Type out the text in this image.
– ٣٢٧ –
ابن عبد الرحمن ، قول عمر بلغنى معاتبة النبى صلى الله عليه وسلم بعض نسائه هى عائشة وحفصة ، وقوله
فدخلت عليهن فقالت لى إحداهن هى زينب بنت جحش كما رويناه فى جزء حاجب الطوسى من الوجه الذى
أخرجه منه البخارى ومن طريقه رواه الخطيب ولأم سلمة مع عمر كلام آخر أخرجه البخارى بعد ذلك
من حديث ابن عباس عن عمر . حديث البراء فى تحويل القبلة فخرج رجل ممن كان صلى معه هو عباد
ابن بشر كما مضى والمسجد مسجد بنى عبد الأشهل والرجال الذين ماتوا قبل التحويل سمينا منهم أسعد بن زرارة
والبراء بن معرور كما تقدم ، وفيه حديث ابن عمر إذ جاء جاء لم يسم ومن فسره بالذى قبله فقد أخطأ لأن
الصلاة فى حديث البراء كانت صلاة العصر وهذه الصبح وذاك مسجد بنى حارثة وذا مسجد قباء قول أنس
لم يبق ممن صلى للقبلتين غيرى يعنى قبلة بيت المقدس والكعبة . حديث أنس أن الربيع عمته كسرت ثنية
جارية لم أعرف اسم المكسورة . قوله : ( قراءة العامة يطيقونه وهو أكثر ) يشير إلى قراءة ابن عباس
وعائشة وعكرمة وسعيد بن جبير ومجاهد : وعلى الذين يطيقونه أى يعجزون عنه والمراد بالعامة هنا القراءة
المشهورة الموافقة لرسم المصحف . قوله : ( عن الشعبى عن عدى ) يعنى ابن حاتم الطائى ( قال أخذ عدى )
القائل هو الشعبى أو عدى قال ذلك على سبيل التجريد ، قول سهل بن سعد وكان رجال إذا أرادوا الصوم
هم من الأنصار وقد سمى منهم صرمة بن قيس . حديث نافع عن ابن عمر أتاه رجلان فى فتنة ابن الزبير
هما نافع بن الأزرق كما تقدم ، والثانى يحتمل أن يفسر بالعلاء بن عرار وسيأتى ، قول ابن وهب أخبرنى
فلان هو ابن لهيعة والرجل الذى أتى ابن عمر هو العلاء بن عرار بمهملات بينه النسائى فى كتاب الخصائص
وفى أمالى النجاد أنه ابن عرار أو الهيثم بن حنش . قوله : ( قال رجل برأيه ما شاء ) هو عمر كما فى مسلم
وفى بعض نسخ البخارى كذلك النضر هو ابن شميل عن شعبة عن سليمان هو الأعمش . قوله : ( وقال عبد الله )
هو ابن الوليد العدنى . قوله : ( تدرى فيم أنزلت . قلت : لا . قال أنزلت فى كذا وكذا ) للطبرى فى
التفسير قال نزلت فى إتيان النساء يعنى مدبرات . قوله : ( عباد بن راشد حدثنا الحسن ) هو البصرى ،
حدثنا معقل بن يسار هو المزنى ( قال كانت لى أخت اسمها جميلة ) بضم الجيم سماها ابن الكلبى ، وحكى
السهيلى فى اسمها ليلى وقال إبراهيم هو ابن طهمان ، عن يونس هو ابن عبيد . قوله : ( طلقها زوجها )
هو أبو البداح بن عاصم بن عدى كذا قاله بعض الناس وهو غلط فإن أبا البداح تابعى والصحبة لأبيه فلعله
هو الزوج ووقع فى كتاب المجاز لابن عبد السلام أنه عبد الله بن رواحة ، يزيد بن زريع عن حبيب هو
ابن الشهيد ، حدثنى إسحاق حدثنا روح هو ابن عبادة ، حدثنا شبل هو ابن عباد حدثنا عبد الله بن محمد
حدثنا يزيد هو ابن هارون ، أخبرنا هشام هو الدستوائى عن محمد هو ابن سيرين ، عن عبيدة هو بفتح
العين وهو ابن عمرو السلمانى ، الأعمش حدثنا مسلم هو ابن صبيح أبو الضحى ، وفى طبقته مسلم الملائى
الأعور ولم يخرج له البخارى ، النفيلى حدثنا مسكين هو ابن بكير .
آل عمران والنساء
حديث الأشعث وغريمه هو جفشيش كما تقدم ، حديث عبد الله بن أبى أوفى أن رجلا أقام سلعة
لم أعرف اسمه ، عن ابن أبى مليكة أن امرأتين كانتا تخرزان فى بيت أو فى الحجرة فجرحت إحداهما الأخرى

__________

Problem details> Return all the lines that contain the string "الأعمش".

Solution for this exercise>
وفى بعض نسخ البخارى كذلك النضر هو ابن شميل عن شعبة عن سليمان هو الأعمش . قوله : ( وقال عبد الله )
العين وهو ابن عمرو السلمانى ، الأعمش حدثنا مسلم هو ابن صبيح أبو الضحى ، وفى طبقته مسلم الملائى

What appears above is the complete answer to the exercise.